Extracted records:
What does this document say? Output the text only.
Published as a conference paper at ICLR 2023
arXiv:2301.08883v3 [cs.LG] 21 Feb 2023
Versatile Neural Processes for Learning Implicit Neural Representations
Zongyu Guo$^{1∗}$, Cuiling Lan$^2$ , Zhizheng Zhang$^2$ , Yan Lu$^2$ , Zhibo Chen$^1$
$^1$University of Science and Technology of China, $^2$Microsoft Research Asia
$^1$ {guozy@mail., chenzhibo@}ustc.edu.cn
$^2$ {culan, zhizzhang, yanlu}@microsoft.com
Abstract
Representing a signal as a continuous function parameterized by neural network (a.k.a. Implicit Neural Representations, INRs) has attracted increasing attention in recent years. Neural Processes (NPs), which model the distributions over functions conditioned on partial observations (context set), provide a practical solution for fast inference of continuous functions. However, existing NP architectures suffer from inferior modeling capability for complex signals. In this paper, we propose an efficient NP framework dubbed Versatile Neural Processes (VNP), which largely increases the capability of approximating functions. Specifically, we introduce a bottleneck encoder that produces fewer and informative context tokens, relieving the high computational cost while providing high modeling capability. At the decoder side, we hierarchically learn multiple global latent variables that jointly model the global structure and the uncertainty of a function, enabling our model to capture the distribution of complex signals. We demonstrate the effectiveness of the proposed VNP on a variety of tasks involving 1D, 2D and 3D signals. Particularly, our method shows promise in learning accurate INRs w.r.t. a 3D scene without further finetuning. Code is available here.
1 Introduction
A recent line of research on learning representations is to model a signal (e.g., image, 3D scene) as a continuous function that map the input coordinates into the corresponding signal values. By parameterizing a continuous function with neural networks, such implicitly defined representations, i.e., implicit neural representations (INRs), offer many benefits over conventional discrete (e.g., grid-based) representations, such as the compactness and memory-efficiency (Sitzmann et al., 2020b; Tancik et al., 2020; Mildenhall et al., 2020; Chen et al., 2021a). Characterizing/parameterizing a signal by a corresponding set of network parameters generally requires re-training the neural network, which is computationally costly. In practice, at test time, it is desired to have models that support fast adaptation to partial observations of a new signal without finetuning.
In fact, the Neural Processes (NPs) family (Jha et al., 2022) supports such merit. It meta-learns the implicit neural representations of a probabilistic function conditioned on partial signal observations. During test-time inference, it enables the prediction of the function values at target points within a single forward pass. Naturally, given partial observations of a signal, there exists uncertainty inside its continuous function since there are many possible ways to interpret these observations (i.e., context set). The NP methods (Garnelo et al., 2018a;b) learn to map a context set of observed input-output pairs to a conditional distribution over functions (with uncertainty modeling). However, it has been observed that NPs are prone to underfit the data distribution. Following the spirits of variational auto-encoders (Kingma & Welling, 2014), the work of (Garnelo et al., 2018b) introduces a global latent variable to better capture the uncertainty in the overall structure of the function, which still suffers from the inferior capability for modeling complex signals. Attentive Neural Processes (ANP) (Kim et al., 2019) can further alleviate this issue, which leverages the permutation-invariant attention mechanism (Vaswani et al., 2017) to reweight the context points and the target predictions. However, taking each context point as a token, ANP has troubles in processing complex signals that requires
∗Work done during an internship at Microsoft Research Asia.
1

### Exercise goal
From the listing above, return each line with the word "Asia".

### Expected answer
$^1$University of Science and Technology of China, $^2$Microsoft Research Asia
∗Work done during an internship at Microsoft Research Asia.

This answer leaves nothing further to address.